[What needs to be done] Pick up the forum thread on distressing new wood at the point where it ends and continue it.

[Source]
_ _ _ _ _ _ _

# How I distress new wood



## B&O Craftsman (Mar 2, 2016)

Hey Everyone. This is how to Distress new wood to look old!


----------



## Tony B (Jul 30, 2008)

The biggest mistake most beginners make when distressing wood is not knowing when to quit.
It's so easy to over-do it. Another trick that I used to use was I would sandblast the wood with 
a cheap sandblaster. That would remove the softer grain and leave the harder grain mostly intact. 
This gave it that deep weathered look.


----------



## B&O Craftsman (Mar 2, 2016)

I've seen some other techniques and they get long and complicated. That's why I do mine the way I do it. It doesn't take long to do and very simple and quick.


----------



## hts1965 (Jan 19, 2016)

Tony B said:


> The biggest mistake most beginners make when distressing wood is not knowing when to quit.
> It's so easy to over-do it. Another trick that I used to use was I would sandblast the wood with
> a cheap sandblaster. That would remove the softer grain and leave the harder grain mostly intact.
> This gave it that deep weathered look.

_ _ _ _ _ _ _

[Dataset content]
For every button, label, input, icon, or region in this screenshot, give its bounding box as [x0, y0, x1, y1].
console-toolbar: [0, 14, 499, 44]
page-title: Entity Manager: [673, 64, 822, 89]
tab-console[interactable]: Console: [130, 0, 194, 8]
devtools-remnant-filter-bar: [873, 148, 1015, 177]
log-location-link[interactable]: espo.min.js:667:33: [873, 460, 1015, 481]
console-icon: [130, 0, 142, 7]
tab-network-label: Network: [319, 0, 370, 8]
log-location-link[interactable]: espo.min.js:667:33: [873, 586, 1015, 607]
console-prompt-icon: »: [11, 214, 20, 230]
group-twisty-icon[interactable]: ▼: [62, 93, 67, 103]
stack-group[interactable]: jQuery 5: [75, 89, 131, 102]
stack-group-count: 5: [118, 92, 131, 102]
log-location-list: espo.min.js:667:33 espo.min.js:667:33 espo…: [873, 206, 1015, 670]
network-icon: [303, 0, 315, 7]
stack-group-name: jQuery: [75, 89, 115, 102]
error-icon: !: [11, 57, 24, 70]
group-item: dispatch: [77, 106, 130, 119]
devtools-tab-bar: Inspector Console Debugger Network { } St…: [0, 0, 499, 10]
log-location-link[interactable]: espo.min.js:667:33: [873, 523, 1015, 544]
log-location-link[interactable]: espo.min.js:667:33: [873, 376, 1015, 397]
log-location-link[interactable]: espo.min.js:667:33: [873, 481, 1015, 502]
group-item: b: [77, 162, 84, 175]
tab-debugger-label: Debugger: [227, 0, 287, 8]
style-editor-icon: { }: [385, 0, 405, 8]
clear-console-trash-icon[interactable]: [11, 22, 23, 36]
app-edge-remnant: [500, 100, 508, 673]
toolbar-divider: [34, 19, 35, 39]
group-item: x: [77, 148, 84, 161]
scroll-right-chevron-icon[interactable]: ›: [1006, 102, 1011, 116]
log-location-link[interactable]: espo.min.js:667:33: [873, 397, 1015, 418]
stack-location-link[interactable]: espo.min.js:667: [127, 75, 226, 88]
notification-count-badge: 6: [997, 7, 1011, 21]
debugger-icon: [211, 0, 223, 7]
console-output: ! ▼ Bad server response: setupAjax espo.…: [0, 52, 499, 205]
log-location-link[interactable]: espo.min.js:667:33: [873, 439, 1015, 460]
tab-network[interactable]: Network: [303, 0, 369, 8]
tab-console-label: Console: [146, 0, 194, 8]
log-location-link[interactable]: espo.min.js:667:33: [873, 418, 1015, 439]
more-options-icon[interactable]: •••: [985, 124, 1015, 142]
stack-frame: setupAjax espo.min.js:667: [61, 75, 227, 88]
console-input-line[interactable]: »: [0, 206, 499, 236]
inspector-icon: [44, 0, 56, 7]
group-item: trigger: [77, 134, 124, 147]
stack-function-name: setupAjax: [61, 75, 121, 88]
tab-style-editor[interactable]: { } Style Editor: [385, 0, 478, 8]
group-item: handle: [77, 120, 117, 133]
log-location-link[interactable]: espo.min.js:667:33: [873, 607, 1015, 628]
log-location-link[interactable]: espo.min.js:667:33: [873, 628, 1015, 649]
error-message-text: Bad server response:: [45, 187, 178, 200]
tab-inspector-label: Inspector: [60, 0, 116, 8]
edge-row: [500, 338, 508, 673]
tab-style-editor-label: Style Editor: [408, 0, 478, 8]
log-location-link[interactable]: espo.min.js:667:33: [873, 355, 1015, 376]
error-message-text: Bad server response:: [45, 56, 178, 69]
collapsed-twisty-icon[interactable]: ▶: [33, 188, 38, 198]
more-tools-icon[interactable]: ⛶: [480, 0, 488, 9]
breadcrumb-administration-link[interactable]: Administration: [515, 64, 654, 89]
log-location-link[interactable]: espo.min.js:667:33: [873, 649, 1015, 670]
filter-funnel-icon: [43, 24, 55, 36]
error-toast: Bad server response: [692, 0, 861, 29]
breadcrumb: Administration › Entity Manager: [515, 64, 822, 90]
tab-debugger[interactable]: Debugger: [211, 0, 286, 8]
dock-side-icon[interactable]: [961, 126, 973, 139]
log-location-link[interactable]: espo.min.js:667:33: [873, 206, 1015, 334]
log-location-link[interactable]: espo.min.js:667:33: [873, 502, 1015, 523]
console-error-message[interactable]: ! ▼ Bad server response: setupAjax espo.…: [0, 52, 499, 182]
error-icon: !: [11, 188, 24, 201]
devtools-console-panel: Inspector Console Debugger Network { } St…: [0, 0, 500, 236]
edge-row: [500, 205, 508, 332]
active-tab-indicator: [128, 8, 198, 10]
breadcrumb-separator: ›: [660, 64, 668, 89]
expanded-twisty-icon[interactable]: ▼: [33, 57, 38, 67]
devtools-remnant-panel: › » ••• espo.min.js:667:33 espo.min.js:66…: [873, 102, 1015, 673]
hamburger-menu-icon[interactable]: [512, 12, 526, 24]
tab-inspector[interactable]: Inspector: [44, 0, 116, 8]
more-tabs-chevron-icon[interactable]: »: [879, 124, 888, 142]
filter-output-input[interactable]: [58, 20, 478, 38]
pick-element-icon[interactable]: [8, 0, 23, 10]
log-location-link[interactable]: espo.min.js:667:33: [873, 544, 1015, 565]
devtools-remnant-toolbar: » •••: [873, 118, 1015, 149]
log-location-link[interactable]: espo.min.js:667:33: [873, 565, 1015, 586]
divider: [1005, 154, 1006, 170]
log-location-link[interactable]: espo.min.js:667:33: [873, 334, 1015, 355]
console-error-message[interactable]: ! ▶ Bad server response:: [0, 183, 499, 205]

_ _ _ _ _ _ _

[Reply]
I think this is a funny story. Another old timer that sharpened my saws, was also a blacksmith, hunter, trapper, etc. He also made furniture that looked old, right down to having little "worm" holes. When an amateur woodworker stopped in and asked him where he got the wood with the worm holes, he said he made them. He said he used small (.22 cal.) shotgun shells, put the furniture on a stump and shot the holes in it. The fellow went home, put a piece of furniture on a stump, and proceeded to reduce it to kindling............... with his 12 gauge. Yep, some people don't know when to quit.


----------



## BigJim (Sep 2, 2008)

hts1965 said:


> I think this is a funny story. Another old timer that sharpened my saws, was also a blacksmith, hunter, trapper, etc. He also made furniture that looked old, right down to having little "worm" holes. When an amateur woodworker stopped in and asked him where he got the wood with the worm holes, he said he made them. He said he used small (.22 cal.) shotgun shells, put the furniture on a stump and shot the holes in it. The fellow went home, put a piece of furniture on a stump, and proceeded to reduce it to kindling............... with his 12 gauge. Yep, some people don't know when to quit.


I have used the rat shot also, be sure to cover your eyes, they do bounce back. LOL


----------



## B&O Craftsman (Mar 2, 2016)

I have always called them "Worm" holes when they are termite holes.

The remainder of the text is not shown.